PAGE EXTRACT ->
━━━━━━
A piece of formply works well for me in this situation.

----------


## Godzilla73

Could you fix the outlet you have now facing up screwed to the noggin, put an elbow on it and then a length of threaded pipe out the wall, or is this to many possible leak points?

----------


## physix

> Could you fix the outlet you have now facing up screwed to the noggin, put an elbow on it and then a length of threaded pipe out the wall, or is this to many possible leak points?

  nah outlet is sweet it has wood behind it now.. its the mixer that has big depth ... there is a pic of it up further.

----------


## physix

thanks guys i will give the ply a go and take a pic to update ... see how it goes 
thanks muchly again

----------


## intertd6

> Actually a specialist doctor would explain everything they do in detail. *That would be correct but seem to be off at a tangent, a person being a little more observant would have read "If you were ever to need the services of a specialist doctor & ask them a about why it is so for everything that they have learned they would most likely ask you to leave."* _And I know a lot of them that would ask you to as well_. but if you They have to by law. I know I have been there many times. Point is tho that I am not going to doctor myself. Difference there is I want to learn the truth about what I am doing to my house but there is some professional secret happening here. I understand what you say. I don't agree there is evidence to indicate a problem in my case. I have seen inside my walls myself. Dry as dust all the way. My problem is whether the problem is serious enough to tear off lining.
━━━━━━
Records of labeled boxes
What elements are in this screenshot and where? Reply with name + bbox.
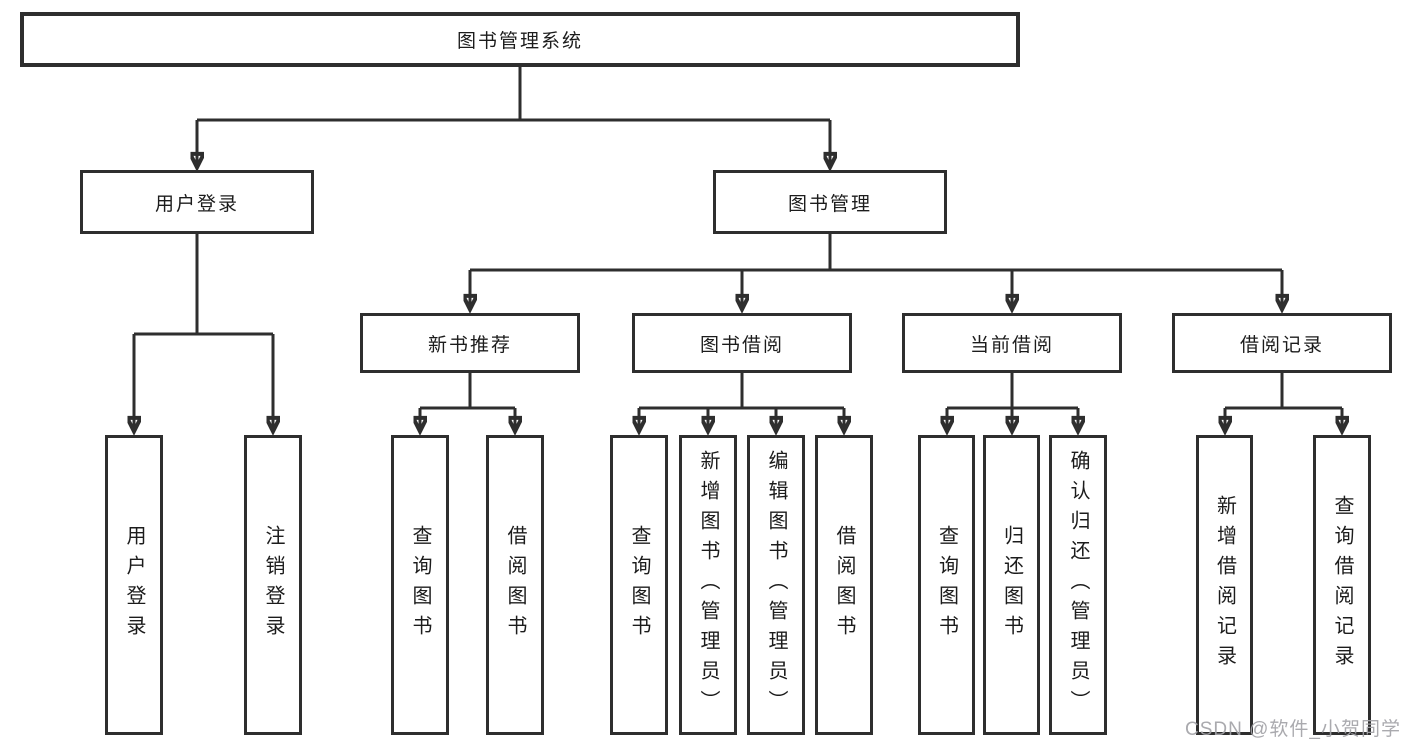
leaf-user-login: 用户登录 [105,435,163,735]
leaf-borrowing-edit-books-admin: 编辑图书（管理员） [747,435,805,735]
node-user-login: 用户登录 [80,170,314,234]
node-label: 归还图书 [1000,525,1023,645]
node-label: 编辑图书（管理员） [765,450,787,720]
node-label: 借阅图书 [833,525,855,645]
node-library-management-system: 图书管理系统 [20,12,1020,67]
leaf-borrowing-add-books-admin: 新增图书（管理员） [679,435,737,735]
node-label: 当前借阅 [969,334,1054,356]
node-label: 借阅图书 [504,525,526,645]
node-new-book-recommendation: 新书推荐 [360,313,580,373]
node-label: 图书管理 [787,193,872,215]
node-current-borrowing: 当前借阅 [902,313,1122,373]
node-book-borrowing: 图书借阅 [632,313,852,373]
leaf-current-confirm-return-admin: 确认归还（管理员） [1049,435,1107,735]
csdn-watermark: CSDN @软件_小贺同学 [1185,719,1401,740]
node-borrowing-records: 借阅记录 [1172,313,1392,373]
node-label: 新书推荐 [427,334,512,356]
node-label: 新增图书（管理员） [697,450,719,720]
leaf-logout-login: 注销登录 [244,435,302,735]
node-label: 图书借阅 [699,334,784,356]
leaf-records-add-record: 新增借阅记录 [1196,435,1253,735]
leaf-current-query-books: 查询图书 [918,435,975,735]
node-book-management: 图书管理 [713,170,947,234]
node-label: 确认归还（管理员） [1067,450,1089,720]
leaf-borrowing-query-books: 查询图书 [610,435,668,735]
leaf-newrec-query-books: 查询图书 [391,435,449,735]
node-label: 查询图书 [409,525,431,645]
node-label: 查询图书 [628,525,650,645]
node-label: 新增借阅记录 [1213,495,1236,675]
node-label: 用户登录 [123,525,145,645]
node-label: 借阅记录 [1239,334,1324,356]
leaf-newrec-borrow-books: 借阅图书 [486,435,544,735]
leaf-records-query-record: 查询借阅记录 [1313,435,1371,735]
node-label: 图书管理系统 [456,31,583,52]
node-label: 注销登录 [262,525,284,645]
node-label: 用户登录 [154,193,239,215]
leaf-borrowing-borrow-books: 借阅图书 [815,435,873,735]
leaf-current-return-books: 归还图书 [983,435,1040,735]
node-label: 查询借阅记录 [1331,495,1353,675]
node-label: 查询图书 [935,525,958,645]
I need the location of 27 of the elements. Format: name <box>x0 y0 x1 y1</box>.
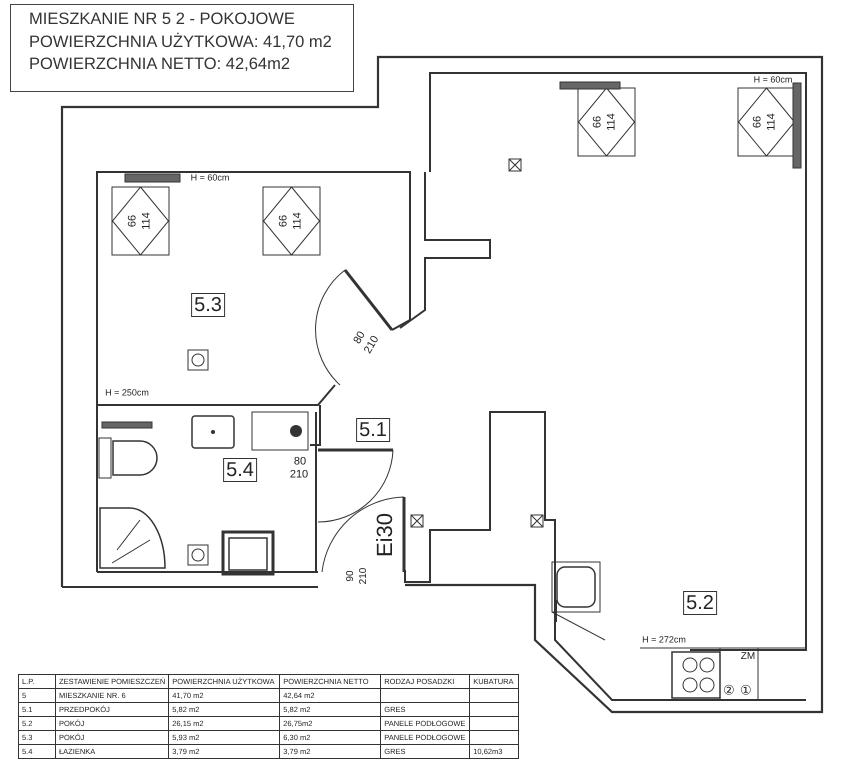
window-size: 66 <box>278 214 290 228</box>
fire-rating-text: Ei30 <box>374 512 396 558</box>
meter-label: ZM <box>740 652 756 662</box>
room-number: 5.1 <box>356 418 390 442</box>
room-number: 5.4 <box>223 458 257 482</box>
window-size: 114 <box>766 113 778 131</box>
window-size: 114 <box>142 212 152 230</box>
title-text: POWIERZCHNIA NETTO: 42,64m2 <box>29 56 292 72</box>
height-note: H = 250cm <box>105 388 149 398</box>
height-note: H = 60cm <box>754 76 792 84</box>
window-size: 66 <box>752 116 764 128</box>
room-number: 5.3 <box>191 293 225 317</box>
height-note: H = 272cm <box>642 636 686 644</box>
window-size: 66 <box>128 214 138 228</box>
room-number: 5.2 <box>683 591 717 615</box>
meter-number: ② <box>723 684 735 696</box>
window-size: 66 <box>592 116 604 128</box>
door-size: 80 <box>294 456 306 468</box>
door-size: 90 <box>346 570 356 582</box>
door-size: 210 <box>359 568 369 584</box>
window-size: 114 <box>292 212 304 230</box>
title-text: MIESZKANIE NR 5 2 - POKOJOWE <box>29 11 296 28</box>
door-size: 210 <box>290 470 308 480</box>
meter-number: ① <box>740 684 752 696</box>
window-size: 114 <box>606 113 618 131</box>
height-note: H = 60cm <box>190 174 230 182</box>
title-text: POWIERZCHNIA UŻYTKOWA: 41,70 m2 <box>29 34 333 50</box>
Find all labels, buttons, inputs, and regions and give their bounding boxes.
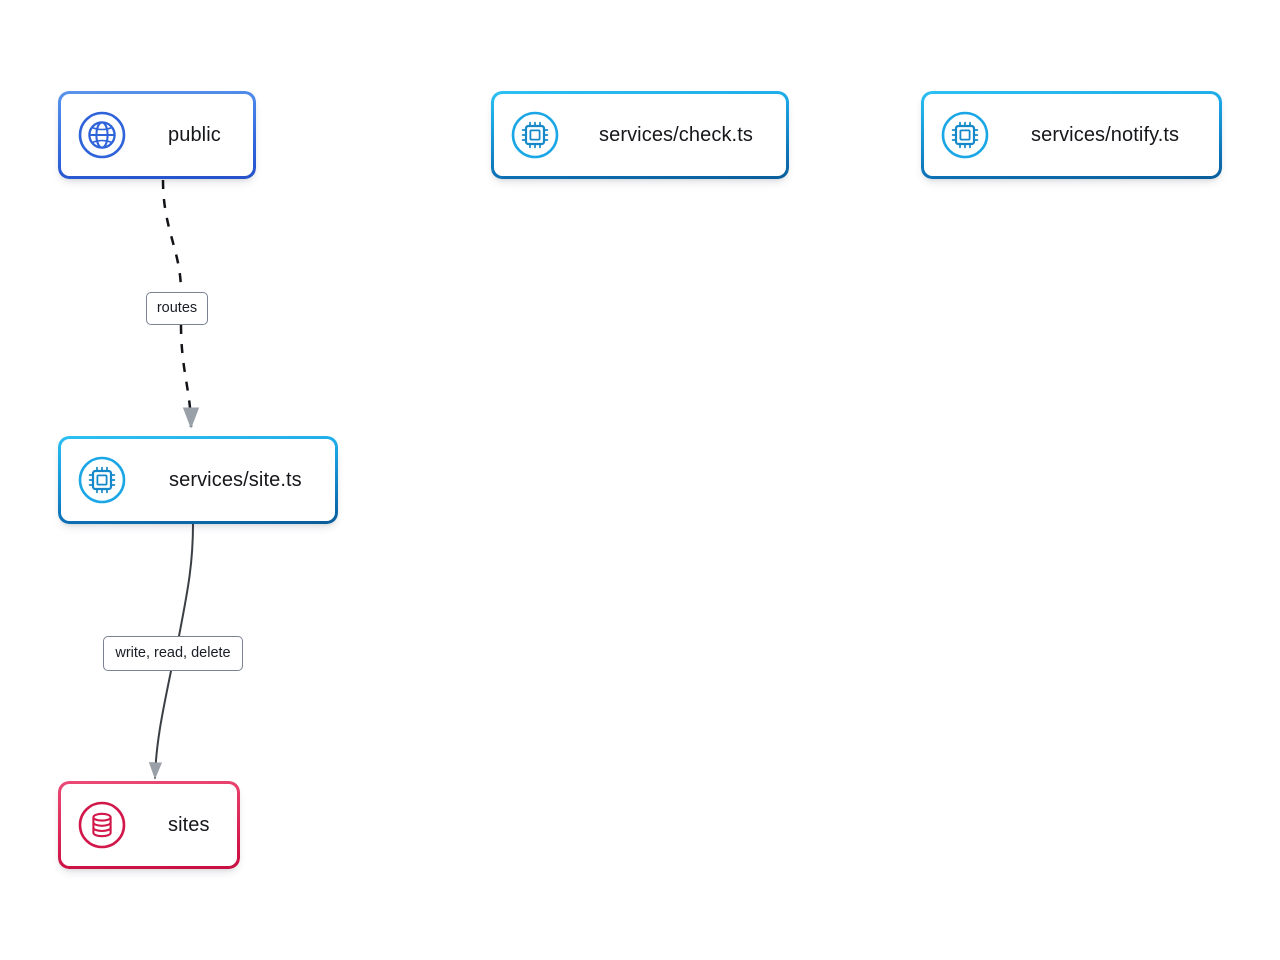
database-icon [78, 801, 126, 849]
edge-label-write-read-delete: write, read, delete [103, 636, 243, 671]
edge-public-to-site-tail [179, 324, 200, 429]
edge-label-routes: routes [146, 292, 208, 325]
edge-label-routes-text: routes [156, 300, 198, 317]
edge-site-to-sites-tail [148, 670, 172, 780]
edge-site-to-sites [178, 523, 194, 637]
node-services-site-ts[interactable]: services/site.ts [58, 436, 338, 524]
node-services-notify-ts[interactable]: services/notify.ts [921, 91, 1222, 179]
node-services-check-ts-label: services/check.ts [599, 124, 753, 146]
edge-public-to-site [161, 179, 183, 293]
chip-icon [941, 111, 989, 159]
node-services-site-ts-label: services/site.ts [169, 469, 302, 491]
globe-icon [78, 111, 126, 159]
node-public[interactable]: public [58, 91, 256, 179]
chip-icon [78, 456, 126, 504]
node-sites[interactable]: sites [58, 781, 240, 869]
node-sites-label: sites [168, 814, 210, 836]
edge-label-write-read-delete-text: write, read, delete [115, 645, 231, 662]
node-public-label: public [168, 124, 221, 146]
chip-icon [511, 111, 559, 159]
node-services-check-ts[interactable]: services/check.ts [491, 91, 789, 179]
node-services-notify-ts-label: services/notify.ts [1031, 124, 1180, 146]
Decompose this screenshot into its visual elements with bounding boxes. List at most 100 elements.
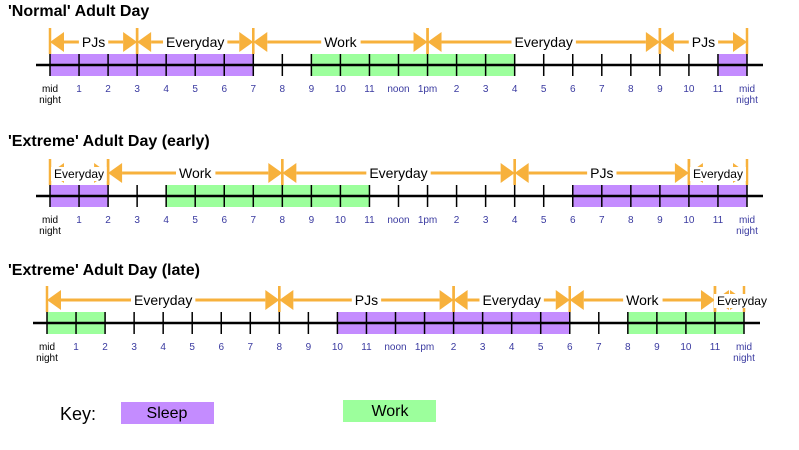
━━━━━━
TASK INSTRUCTIONS ->
A - Reproduce verbatim the part of the plumbing forum thread starting with "## Godzilla73" and going on through "it up further.".
B - Resume the plumbing forum thread right after its last sentence.
These rows have no connection to the plumbing forum thread.

ANSWERS BELOW ->
A -
## Godzilla73

Could you fix the outlet you have now facing up screwed to the noggin, put an elbow on it and then a length of threaded pipe out the wall, or is this to many possible leak points?

----------


## physix

> Could you fix the outlet you have now facing up screwed to the noggin, put an elbow on it and then a length of threaded pipe out the wall, or is this to many possible leak points?

  nah outlet is sweet it has wood behind it now.. its the mixer that has big depth ... there is a pic of it up further.

B -
> I don't believe negative statements about me are acceptable or fair. I have not been negative in any way.  _I remember a saying from somewhere, "everybody is an idiot, but somehow they manage to put up with me" _ My last comment on this issue,  
> If asking questions is my way to determine the answer to the above statement and the person in question has not managed to answer these questions to my satisfaction should I ignore my principals and take a chance or should I walk away?   _The definition of someones satisfaction in some cases is about as quantifiable as "how long is a piece of string" _ Dean

  regards inter

----------


## Steffen595

> I guess people just like to hate tradesmen.

  colleague got his toilet done. A few weeks later the plasterboard ceiling downstairs below the toilet starts bulging. I suppose at $110 per hr for a plumber you would expect a little better. Or is it $10 for the work and $100 to fix it? Out of 4 days out plumbers spent 1 day fixing their stuff. 
For the brackets: just ripping my bathroom apart. Fairly agricultural plumbing, no brackets, just nails to hold the stuff. Not even galvanised. The good news: they are like new. Maybe because the wall is so well airated? Water proofing is just something for the BCA, not for the real world I assume. And once the plaster is off you see dailight.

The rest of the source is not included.